begin

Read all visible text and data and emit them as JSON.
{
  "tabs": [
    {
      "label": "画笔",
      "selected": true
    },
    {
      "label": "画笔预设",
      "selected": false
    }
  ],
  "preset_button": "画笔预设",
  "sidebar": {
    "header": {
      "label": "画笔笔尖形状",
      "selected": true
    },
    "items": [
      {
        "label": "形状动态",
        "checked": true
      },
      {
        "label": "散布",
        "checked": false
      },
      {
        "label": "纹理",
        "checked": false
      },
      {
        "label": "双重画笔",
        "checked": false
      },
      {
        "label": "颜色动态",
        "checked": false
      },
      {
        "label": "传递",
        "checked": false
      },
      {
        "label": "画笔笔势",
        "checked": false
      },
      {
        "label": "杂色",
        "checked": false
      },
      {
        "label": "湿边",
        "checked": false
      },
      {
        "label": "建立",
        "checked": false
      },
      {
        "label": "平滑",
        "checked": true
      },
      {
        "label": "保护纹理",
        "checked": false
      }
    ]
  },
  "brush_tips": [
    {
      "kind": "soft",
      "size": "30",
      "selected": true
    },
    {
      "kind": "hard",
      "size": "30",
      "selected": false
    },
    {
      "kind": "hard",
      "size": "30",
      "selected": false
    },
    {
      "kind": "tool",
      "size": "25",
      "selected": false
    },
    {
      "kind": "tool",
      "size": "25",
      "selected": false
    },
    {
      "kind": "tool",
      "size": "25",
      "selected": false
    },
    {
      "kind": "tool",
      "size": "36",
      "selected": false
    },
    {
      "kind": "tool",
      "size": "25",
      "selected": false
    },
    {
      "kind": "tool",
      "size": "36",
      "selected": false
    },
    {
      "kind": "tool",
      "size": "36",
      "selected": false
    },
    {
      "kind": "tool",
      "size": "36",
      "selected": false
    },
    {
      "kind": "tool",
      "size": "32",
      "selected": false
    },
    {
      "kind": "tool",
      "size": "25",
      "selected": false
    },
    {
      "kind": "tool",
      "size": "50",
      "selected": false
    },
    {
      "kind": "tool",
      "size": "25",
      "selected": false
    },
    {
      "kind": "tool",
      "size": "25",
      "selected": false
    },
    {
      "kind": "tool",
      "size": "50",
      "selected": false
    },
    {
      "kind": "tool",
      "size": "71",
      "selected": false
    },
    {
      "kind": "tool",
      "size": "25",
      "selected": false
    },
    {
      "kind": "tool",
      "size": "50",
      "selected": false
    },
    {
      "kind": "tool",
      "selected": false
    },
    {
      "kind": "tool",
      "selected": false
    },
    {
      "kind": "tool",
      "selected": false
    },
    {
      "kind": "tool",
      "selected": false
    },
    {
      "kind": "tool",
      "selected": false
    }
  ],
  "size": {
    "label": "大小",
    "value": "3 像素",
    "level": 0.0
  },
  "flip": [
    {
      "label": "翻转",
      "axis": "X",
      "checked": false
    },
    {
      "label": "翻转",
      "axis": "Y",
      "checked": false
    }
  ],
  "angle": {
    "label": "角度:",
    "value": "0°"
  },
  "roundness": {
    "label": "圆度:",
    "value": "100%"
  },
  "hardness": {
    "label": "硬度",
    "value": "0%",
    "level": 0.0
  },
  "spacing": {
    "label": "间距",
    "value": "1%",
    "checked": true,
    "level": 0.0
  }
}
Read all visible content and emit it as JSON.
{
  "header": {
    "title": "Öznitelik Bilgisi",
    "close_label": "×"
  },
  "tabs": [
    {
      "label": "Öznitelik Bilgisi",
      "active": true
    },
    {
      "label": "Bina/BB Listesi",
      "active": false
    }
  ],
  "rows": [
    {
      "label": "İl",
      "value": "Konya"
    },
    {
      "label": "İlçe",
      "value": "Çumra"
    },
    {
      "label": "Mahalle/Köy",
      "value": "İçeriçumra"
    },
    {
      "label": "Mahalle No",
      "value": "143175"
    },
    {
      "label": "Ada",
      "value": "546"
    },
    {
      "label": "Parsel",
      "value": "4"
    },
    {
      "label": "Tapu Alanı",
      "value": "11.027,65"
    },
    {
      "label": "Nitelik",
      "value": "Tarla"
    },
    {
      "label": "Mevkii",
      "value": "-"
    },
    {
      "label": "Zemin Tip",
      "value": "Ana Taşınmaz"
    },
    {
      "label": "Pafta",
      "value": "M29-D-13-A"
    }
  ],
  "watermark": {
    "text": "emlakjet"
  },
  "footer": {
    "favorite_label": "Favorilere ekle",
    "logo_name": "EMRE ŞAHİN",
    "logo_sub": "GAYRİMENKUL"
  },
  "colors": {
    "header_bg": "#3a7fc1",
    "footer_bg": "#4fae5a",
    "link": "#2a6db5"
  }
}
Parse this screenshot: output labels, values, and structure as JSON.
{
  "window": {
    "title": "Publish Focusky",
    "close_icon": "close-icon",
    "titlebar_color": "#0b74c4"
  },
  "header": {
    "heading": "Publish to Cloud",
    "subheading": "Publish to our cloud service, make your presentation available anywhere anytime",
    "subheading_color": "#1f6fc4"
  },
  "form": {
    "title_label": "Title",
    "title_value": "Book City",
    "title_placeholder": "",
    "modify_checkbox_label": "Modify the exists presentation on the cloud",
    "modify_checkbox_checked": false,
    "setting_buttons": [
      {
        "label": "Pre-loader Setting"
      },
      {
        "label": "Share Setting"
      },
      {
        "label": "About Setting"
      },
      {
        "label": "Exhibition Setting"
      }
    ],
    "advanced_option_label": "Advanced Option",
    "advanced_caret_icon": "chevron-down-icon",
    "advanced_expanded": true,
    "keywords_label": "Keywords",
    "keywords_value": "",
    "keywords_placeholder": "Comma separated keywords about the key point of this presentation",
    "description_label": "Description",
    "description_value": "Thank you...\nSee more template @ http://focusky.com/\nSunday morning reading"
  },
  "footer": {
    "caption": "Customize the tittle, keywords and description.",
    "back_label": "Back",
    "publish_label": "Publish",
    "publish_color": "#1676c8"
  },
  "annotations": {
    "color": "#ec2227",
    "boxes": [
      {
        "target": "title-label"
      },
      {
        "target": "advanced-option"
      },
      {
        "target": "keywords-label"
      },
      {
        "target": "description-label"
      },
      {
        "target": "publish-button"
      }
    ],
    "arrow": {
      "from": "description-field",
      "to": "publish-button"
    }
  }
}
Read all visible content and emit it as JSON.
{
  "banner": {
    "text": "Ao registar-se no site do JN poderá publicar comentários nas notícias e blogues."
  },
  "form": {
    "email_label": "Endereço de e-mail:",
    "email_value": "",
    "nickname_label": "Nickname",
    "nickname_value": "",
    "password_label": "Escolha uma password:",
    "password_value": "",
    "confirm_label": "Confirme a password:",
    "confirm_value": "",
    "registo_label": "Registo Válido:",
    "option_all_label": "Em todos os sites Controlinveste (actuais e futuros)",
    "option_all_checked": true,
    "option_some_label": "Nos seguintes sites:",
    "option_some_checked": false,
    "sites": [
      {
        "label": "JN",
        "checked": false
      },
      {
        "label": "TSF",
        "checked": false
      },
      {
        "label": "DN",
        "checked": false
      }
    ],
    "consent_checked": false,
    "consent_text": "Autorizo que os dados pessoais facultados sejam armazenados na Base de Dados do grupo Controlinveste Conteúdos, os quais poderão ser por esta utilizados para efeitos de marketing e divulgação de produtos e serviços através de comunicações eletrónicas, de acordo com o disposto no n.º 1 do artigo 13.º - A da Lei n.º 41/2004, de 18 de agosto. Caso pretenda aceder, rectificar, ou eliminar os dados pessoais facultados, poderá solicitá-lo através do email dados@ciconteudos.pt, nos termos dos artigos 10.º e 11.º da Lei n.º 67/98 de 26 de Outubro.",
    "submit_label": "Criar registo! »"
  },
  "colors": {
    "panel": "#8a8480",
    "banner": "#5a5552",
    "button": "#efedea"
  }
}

end

*INSTRUCTION*:
Pull every line containing the word "sites" out of the material.

*TASK ANSWER*:
    "option_all_label": "Em todos os sites Controlinveste (actuais e futuros)",
    "option_some_label": "Nos seguintes sites:",
    "sites": [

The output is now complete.